● **Stated task**
Select every line below containing the word "image".

● **Given records**
___

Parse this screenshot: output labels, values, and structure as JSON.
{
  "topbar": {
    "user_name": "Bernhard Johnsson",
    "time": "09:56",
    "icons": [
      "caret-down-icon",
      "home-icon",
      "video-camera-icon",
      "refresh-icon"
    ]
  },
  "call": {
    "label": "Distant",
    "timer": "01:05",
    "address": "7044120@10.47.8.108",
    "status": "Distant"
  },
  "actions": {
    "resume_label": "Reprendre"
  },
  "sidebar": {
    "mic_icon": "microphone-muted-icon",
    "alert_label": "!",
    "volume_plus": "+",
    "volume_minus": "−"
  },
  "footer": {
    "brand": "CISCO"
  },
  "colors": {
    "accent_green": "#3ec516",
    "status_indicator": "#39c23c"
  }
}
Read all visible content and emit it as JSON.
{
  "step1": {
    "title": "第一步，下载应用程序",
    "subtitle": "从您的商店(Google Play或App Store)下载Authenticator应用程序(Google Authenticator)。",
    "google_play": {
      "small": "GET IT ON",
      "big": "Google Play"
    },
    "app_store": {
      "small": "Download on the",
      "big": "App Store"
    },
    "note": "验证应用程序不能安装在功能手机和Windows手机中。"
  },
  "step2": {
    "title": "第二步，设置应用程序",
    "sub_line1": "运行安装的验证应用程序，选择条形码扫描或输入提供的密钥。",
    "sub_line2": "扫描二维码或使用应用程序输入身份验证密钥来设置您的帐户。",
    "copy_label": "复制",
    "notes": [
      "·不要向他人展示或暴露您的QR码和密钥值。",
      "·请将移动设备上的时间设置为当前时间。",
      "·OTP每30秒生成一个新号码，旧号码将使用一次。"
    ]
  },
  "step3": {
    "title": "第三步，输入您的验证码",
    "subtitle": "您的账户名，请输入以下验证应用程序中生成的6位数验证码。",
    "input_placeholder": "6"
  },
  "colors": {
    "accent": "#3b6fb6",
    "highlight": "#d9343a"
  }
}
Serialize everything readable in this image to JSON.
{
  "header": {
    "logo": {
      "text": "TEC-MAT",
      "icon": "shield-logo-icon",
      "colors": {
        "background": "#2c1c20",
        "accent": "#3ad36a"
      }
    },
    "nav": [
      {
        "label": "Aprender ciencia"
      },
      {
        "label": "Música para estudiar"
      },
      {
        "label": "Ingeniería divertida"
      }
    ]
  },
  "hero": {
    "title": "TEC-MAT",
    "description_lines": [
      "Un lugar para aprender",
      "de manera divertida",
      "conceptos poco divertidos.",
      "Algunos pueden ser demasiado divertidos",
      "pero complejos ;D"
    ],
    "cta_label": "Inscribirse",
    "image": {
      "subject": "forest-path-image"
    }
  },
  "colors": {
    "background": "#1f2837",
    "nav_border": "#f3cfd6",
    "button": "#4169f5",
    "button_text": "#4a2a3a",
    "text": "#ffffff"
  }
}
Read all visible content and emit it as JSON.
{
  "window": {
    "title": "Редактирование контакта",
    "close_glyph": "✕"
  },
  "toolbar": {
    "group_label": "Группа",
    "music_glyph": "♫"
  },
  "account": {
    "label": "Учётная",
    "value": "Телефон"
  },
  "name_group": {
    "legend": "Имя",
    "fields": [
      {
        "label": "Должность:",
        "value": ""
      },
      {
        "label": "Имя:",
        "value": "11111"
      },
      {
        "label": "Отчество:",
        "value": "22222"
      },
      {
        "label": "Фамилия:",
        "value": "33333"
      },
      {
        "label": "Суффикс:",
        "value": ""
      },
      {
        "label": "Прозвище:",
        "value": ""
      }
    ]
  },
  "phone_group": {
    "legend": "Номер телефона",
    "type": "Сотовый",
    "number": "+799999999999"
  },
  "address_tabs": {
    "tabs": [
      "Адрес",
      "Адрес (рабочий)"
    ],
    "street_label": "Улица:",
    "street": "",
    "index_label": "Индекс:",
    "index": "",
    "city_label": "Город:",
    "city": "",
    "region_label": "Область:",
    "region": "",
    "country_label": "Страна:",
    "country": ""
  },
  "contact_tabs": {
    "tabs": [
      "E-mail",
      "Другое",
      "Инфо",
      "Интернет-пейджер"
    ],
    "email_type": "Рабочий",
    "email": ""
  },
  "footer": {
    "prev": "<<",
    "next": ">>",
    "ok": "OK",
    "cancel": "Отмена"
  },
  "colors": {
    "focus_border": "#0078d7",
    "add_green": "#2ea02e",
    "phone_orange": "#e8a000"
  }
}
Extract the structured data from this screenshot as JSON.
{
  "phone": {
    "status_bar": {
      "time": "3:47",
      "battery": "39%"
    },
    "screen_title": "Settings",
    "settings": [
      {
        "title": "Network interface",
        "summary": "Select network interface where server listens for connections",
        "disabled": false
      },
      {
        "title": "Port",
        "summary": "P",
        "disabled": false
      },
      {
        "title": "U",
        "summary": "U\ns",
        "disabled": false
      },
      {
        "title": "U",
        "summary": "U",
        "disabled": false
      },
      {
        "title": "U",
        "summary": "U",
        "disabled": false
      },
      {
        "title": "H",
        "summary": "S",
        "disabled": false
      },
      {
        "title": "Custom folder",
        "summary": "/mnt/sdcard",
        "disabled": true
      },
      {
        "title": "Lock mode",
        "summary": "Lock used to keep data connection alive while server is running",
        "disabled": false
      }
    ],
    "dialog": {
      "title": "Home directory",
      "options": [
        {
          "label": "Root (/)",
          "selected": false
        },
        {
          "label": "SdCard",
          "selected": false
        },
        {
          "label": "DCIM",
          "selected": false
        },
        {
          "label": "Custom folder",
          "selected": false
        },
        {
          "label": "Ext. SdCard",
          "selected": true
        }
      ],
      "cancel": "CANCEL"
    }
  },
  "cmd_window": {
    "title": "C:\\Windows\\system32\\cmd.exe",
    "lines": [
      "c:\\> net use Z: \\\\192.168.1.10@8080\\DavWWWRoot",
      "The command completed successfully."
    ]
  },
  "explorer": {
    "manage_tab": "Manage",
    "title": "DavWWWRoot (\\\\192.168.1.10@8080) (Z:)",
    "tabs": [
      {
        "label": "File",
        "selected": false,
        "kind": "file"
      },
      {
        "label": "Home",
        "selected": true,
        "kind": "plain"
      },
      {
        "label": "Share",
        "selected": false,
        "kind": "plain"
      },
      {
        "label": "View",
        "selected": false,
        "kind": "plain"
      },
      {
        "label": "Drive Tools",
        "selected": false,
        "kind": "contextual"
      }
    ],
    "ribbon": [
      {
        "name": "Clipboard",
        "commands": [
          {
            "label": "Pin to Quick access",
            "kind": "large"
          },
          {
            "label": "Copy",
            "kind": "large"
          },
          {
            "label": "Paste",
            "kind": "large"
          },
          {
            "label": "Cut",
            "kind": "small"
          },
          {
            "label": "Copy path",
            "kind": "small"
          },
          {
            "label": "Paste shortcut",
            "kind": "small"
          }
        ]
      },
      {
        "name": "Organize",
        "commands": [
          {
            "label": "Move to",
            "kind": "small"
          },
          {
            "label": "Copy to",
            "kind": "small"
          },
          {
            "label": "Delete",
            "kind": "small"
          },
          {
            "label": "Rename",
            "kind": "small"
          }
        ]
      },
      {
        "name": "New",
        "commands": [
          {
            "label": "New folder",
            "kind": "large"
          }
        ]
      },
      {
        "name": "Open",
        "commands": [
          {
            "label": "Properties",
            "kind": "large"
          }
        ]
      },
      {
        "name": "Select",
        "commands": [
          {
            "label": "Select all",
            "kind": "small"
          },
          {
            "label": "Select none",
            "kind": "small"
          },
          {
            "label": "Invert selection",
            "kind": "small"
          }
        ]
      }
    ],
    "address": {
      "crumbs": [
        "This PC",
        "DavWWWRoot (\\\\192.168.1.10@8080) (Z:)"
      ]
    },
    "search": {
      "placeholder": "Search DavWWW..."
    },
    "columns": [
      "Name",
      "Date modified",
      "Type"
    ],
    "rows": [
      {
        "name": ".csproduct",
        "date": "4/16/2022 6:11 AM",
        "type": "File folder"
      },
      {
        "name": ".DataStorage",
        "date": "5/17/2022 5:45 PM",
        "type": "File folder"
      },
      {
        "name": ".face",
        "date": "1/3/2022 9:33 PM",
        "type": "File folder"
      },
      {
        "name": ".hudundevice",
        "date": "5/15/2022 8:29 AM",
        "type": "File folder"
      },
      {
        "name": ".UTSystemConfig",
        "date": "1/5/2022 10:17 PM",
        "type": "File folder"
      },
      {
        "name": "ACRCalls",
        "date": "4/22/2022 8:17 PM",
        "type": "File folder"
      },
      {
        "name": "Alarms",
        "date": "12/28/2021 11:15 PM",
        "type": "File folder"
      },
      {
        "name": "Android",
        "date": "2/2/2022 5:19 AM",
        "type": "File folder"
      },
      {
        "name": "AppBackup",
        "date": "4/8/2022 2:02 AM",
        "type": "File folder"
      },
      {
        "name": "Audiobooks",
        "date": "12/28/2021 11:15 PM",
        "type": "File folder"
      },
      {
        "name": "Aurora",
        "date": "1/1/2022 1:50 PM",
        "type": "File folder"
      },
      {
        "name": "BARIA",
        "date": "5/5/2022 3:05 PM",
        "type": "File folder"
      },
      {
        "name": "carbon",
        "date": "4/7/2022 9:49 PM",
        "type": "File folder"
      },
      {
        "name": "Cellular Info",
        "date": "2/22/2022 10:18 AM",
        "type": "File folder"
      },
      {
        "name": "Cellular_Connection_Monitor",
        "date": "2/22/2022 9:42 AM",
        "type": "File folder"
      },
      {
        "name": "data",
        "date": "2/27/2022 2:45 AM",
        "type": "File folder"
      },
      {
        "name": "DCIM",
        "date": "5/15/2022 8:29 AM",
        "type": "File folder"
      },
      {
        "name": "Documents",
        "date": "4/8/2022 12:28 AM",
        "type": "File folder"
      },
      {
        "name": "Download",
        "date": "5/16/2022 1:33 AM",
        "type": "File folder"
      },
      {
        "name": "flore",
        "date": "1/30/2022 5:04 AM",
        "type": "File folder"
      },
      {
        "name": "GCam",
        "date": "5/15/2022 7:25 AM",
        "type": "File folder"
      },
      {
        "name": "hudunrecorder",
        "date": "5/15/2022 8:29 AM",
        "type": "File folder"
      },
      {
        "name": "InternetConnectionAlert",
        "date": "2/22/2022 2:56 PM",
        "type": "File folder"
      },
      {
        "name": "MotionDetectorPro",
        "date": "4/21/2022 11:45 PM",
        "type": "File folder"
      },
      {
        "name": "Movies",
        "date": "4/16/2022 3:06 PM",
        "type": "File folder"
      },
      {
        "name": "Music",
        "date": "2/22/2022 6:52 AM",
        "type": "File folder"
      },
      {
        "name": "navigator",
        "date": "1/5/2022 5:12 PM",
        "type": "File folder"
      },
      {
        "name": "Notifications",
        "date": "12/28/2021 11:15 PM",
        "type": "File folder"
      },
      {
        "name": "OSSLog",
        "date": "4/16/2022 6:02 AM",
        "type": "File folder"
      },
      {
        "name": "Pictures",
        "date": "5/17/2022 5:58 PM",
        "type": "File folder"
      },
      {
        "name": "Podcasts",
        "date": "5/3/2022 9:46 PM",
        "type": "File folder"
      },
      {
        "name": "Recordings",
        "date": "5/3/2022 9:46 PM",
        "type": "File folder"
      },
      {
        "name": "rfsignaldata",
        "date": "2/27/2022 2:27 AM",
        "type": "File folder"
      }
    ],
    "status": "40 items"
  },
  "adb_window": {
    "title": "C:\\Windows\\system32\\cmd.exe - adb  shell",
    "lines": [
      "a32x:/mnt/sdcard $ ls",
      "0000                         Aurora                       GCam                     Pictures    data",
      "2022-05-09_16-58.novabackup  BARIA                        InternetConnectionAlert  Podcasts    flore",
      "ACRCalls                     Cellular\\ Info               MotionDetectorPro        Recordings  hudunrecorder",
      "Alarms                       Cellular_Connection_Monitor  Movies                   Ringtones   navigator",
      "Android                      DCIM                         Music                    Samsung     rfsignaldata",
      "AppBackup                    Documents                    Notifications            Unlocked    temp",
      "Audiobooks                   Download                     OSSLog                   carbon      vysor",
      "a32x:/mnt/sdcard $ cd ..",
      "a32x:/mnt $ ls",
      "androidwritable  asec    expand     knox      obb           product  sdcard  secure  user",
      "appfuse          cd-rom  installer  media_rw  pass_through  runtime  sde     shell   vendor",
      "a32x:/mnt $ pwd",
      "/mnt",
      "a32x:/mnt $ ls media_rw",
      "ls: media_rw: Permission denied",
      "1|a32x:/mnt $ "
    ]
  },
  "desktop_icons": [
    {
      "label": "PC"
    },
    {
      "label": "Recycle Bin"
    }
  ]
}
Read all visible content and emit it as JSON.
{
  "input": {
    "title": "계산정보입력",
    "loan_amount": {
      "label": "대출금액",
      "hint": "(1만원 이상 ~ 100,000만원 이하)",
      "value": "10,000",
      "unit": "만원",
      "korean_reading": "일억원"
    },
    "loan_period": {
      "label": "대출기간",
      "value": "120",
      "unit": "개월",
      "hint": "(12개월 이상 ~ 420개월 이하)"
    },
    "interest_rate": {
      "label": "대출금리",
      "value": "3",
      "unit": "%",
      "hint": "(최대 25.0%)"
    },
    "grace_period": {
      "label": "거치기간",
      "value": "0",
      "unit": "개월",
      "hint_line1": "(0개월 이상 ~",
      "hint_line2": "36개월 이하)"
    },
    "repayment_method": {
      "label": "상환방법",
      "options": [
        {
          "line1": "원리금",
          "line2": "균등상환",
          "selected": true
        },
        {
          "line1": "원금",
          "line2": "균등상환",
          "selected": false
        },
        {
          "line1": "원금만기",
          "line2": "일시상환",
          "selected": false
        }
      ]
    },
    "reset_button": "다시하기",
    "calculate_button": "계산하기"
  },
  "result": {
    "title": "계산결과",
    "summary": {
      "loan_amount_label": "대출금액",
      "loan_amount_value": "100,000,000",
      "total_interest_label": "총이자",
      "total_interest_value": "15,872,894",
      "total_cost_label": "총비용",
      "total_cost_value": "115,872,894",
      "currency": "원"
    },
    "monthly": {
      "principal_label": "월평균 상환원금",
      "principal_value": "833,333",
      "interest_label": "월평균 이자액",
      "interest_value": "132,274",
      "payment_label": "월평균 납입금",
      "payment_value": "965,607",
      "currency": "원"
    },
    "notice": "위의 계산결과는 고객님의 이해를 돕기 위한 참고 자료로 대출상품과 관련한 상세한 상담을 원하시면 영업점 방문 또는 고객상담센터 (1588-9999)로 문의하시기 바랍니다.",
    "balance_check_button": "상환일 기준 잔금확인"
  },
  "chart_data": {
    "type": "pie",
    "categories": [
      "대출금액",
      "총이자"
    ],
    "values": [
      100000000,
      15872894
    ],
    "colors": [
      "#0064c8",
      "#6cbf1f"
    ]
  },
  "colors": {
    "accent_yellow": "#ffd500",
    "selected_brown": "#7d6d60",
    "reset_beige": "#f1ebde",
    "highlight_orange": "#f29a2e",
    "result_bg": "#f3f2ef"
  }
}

___

● **Solution to this exercise**
Serialize everything readable in this image to JSON.
    "image": {
      "subject": "forest-path-image"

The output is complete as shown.